__Exercise directions__: Find the lines that hold "JSON". Report only how many there are.
** Start of Dataset records **
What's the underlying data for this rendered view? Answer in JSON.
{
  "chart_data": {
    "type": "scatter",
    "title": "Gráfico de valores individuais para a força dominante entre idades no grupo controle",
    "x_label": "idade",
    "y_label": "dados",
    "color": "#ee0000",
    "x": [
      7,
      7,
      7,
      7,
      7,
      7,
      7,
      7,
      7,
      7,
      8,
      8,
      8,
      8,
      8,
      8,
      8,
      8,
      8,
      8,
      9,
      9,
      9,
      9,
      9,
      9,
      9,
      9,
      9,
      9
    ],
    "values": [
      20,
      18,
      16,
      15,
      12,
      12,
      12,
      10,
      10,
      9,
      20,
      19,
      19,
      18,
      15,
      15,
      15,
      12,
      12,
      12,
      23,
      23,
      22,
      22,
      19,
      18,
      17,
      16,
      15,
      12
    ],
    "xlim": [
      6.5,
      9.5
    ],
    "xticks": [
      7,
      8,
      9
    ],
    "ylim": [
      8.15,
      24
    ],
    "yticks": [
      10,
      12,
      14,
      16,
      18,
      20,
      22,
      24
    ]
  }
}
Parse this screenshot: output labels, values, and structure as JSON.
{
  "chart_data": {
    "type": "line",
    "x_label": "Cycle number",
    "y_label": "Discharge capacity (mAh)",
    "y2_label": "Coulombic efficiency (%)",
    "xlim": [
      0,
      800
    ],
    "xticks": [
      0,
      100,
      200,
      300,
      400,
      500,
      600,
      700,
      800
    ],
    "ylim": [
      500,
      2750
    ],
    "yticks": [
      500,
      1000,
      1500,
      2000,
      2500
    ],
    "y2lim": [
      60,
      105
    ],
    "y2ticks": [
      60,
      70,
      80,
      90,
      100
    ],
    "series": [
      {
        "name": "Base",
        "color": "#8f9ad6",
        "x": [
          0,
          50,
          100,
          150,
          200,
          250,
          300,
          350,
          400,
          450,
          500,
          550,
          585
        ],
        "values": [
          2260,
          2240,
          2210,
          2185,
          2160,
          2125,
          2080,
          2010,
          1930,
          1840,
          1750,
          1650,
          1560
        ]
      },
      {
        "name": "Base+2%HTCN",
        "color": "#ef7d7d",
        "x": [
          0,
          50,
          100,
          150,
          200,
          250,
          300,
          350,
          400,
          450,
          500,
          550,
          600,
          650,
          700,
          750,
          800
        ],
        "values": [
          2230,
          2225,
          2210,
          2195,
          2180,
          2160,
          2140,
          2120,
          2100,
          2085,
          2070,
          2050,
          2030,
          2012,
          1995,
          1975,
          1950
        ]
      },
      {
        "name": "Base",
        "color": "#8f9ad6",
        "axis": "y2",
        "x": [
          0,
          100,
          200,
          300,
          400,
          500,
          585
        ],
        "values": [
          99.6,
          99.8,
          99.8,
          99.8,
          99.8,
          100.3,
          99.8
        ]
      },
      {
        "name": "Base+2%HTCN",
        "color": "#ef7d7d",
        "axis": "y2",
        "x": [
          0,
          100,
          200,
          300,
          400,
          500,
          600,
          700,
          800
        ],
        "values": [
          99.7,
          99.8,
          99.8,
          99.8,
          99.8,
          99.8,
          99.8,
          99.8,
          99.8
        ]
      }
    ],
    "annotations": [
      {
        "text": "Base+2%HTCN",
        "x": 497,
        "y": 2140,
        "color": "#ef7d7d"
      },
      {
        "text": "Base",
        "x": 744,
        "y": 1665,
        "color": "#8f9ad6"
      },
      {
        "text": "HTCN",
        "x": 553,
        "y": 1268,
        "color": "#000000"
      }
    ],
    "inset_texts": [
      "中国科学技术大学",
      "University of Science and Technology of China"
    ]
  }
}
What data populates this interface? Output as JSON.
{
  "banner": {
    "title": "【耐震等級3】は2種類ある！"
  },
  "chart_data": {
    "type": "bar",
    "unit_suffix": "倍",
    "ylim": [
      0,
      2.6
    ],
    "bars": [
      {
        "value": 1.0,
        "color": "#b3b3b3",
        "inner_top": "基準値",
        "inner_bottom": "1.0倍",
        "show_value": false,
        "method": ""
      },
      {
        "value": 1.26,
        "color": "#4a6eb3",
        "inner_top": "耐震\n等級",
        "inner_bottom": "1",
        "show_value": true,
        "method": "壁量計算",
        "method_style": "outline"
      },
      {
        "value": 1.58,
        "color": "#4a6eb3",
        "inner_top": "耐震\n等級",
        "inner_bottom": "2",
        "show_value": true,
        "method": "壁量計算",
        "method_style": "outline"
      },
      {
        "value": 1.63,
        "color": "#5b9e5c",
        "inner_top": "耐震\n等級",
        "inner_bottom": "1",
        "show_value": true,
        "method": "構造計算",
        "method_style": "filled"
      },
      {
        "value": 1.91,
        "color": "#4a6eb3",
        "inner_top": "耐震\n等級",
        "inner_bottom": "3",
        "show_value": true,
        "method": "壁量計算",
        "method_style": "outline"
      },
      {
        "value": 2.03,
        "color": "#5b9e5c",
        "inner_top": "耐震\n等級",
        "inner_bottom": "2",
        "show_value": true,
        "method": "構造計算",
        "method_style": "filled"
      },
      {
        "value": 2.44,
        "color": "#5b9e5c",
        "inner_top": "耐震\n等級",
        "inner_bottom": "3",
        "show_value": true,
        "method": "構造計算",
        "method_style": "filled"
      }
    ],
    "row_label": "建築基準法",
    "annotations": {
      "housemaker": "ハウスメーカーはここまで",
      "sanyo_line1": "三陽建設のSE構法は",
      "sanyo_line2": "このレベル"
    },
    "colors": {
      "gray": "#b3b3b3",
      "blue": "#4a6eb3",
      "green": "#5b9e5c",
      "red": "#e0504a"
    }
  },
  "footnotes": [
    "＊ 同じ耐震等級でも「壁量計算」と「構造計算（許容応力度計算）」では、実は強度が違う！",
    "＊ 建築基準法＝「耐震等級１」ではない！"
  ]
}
** End of Dataset records **
__Response to this exercise__: 3